Problem details
Your task is to copy the listing exactly, with the pictures left out.

Records supplied
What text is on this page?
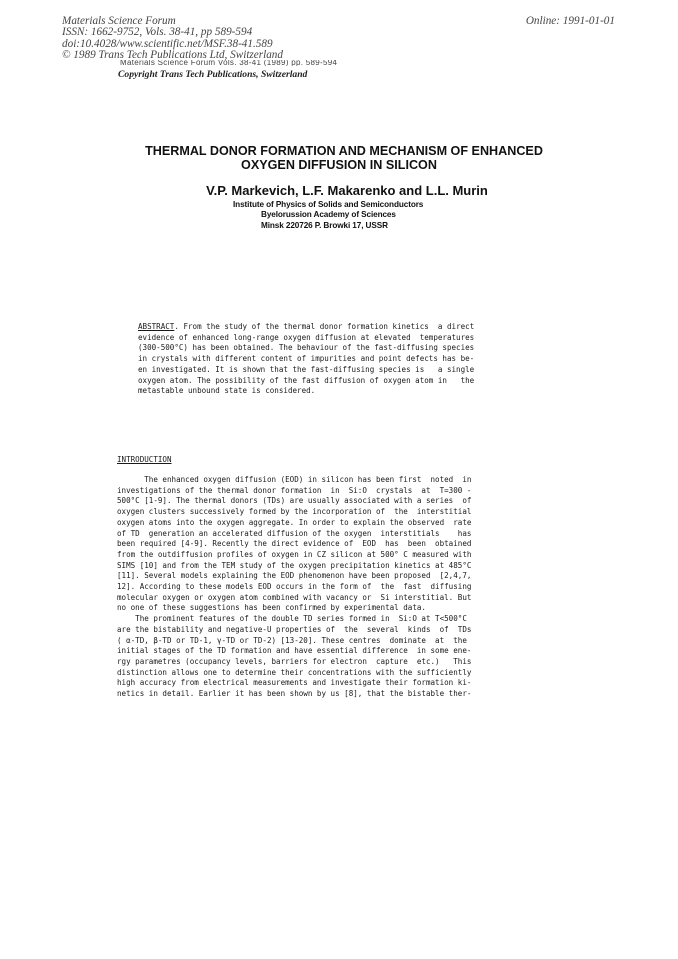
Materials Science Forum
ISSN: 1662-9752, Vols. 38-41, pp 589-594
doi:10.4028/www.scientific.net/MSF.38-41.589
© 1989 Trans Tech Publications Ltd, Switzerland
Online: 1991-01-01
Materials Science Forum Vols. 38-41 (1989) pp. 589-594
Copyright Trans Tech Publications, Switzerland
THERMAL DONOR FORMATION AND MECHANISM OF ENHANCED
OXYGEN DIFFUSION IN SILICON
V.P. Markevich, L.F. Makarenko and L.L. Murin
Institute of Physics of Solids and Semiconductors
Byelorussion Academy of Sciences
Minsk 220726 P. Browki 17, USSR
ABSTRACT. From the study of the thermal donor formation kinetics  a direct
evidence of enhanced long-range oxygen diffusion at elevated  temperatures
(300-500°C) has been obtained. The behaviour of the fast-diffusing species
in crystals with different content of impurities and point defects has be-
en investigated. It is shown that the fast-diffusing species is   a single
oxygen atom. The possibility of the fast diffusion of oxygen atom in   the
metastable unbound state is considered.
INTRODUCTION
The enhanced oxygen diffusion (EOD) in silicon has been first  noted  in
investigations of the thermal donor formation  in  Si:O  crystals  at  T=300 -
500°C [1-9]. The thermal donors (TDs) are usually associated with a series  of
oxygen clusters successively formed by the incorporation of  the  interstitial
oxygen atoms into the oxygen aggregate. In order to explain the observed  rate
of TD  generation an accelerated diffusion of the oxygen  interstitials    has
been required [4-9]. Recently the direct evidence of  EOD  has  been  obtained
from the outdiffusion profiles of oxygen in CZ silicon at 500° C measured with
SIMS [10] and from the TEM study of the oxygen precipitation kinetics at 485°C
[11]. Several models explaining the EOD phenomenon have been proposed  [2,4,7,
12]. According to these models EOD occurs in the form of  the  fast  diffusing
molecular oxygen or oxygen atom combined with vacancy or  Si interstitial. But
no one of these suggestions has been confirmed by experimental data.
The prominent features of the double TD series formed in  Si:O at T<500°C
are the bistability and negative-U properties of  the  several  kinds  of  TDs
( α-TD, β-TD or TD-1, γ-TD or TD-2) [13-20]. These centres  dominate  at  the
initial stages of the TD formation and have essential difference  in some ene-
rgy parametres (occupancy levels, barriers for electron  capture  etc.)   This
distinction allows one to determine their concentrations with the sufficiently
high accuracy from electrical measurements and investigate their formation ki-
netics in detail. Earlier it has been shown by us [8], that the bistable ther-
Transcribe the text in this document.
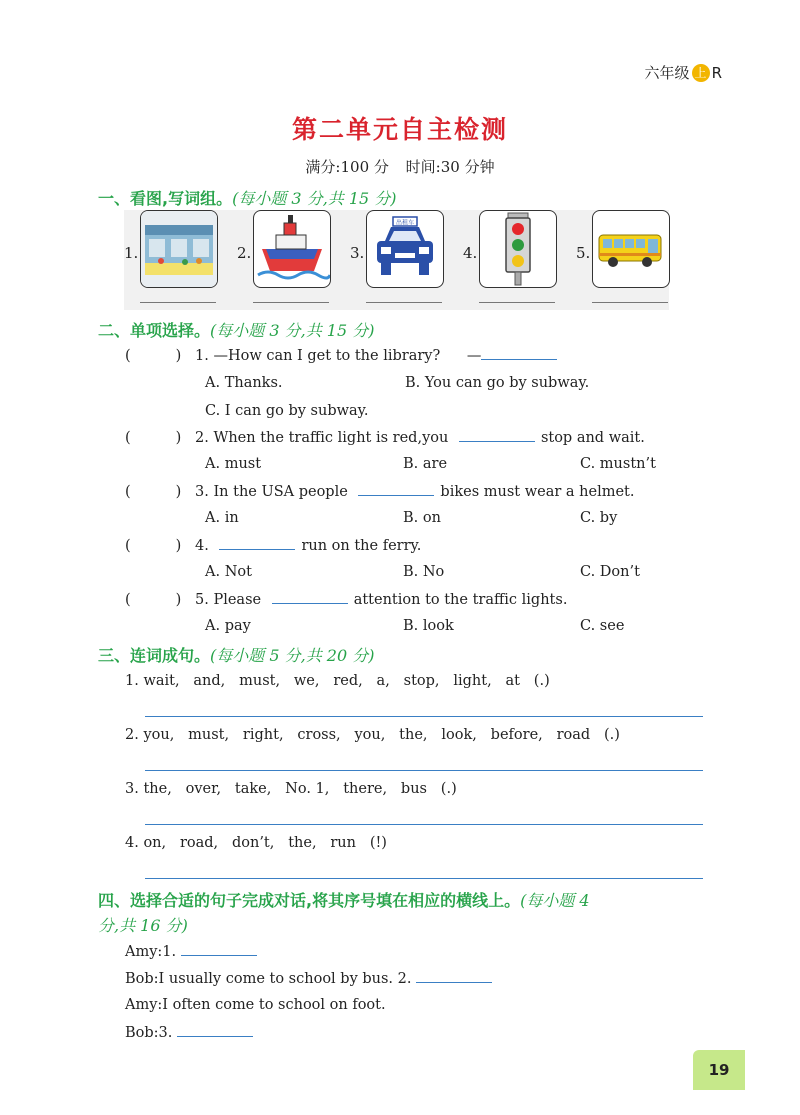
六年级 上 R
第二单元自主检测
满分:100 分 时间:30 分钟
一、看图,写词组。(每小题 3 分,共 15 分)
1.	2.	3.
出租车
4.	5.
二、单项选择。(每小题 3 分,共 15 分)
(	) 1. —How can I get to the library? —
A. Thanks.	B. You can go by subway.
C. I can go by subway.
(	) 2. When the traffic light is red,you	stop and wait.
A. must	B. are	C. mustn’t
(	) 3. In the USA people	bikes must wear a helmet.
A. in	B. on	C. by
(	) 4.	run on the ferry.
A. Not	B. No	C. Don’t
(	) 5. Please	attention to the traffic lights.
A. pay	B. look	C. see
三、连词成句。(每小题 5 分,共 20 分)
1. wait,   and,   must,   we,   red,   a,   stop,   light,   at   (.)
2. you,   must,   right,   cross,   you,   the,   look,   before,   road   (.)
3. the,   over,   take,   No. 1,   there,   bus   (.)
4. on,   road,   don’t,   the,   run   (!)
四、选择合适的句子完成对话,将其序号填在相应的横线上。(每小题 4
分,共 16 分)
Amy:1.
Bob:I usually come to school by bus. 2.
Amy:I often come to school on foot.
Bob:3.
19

Final answer
What text is on this page?
Materials Science Forum
ISSN: 1662-9752, Vols. 38-41, pp 589-594
doi:10.4028/www.scientific.net/MSF.38-41.589
© 1989 Trans Tech Publications Ltd, Switzerland
Online: 1991-01-01
Materials Science Forum Vols. 38-41 (1989) pp. 589-594
Copyright Trans Tech Publications, Switzerland
THERMAL DONOR FORMATION AND MECHANISM OF ENHANCED
OXYGEN DIFFUSION IN SILICON
V.P. Markevich, L.F. Makarenko and L.L. Murin
Institute of Physics of Solids and Semiconductors
Byelorussion Academy of Sciences
Minsk 220726 P. Browki 17, USSR
ABSTRACT. From the study of the thermal donor formation kinetics  a direct
evidence of enhanced long-range oxygen diffusion at elevated  temperatures
(300-500°C) has been obtained. The behaviour of the fast-diffusing species
in crystals with different content of impurities and point defects has be-
en investigated. It is shown that the fast-diffusing species is   a single
oxygen atom. The possibility of the fast diffusion of oxygen atom in   the
metastable unbound state is considered.
INTRODUCTION
The enhanced oxygen diffusion (EOD) in silicon has been first  noted  in
investigations of the thermal donor formation  in  Si:O  crystals  at  T=300 -
500°C [1-9]. The thermal donors (TDs) are usually associated with a series  of
oxygen clusters successively formed by the incorporation of  the  interstitial
oxygen atoms into the oxygen aggregate. In order to explain the observed  rate
of TD  generation an accelerated diffusion of the oxygen  interstitials    has
been required [4-9]. Recently the direct evidence of  EOD  has  been  obtained
from the outdiffusion profiles of oxygen in CZ silicon at 500° C measured with
SIMS [10] and from the TEM study of the oxygen precipitation kinetics at 485°C
[11]. Several models explaining the EOD phenomenon have been proposed  [2,4,7,
12]. According to these models EOD occurs in the form of  the  fast  diffusing
molecular oxygen or oxygen atom combined with vacancy or  Si interstitial. But
no one of these suggestions has been confirmed by experimental data.
The prominent features of the double TD series formed in  Si:O at T<500°C
are the bistability and negative-U properties of  the  several  kinds  of  TDs
( α-TD, β-TD or TD-1, γ-TD or TD-2) [13-20]. These centres  dominate  at  the
initial stages of the TD formation and have essential difference  in some ene-
rgy parametres (occupancy levels, barriers for electron  capture  etc.)   This
distinction allows one to determine their concentrations with the sufficiently
high accuracy from electrical measurements and investigate their formation ki-
netics in detail. Earlier it has been shown by us [8], that the bistable ther-
Transcribe the text in this document.
六年级 上 R
第二单元自主检测
满分:100 分 时间:30 分钟
一、看图,写词组。(每小题 3 分,共 15 分)
1.	2.	3.
出租车
4.	5.
二、单项选择。(每小题 3 分,共 15 分)
(	) 1. —How can I get to the library? —
A. Thanks.	B. You can go by subway.
C. I can go by subway.
(	) 2. When the traffic light is red,you	stop and wait.
A. must	B. are	C. mustn’t
(	) 3. In the USA people	bikes must wear a helmet.
A. in	B. on	C. by
(	) 4.	run on the ferry.
A. Not	B. No	C. Don’t
(	) 5. Please	attention to the traffic lights.
A. pay	B. look	C. see
三、连词成句。(每小题 5 分,共 20 分)
1. wait,   and,   must,   we,   red,   a,   stop,   light,   at   (.)
2. you,   must,   right,   cross,   you,   the,   look,   before,   road   (.)
3. the,   over,   take,   No. 1,   there,   bus   (.)
4. on,   road,   don’t,   the,   run   (!)
四、选择合适的句子完成对话,将其序号填在相应的横线上。(每小题 4
分,共 16 分)
Amy:1.
Bob:I usually come to school by bus. 2.
Amy:I often come to school on foot.
Bob:3.
19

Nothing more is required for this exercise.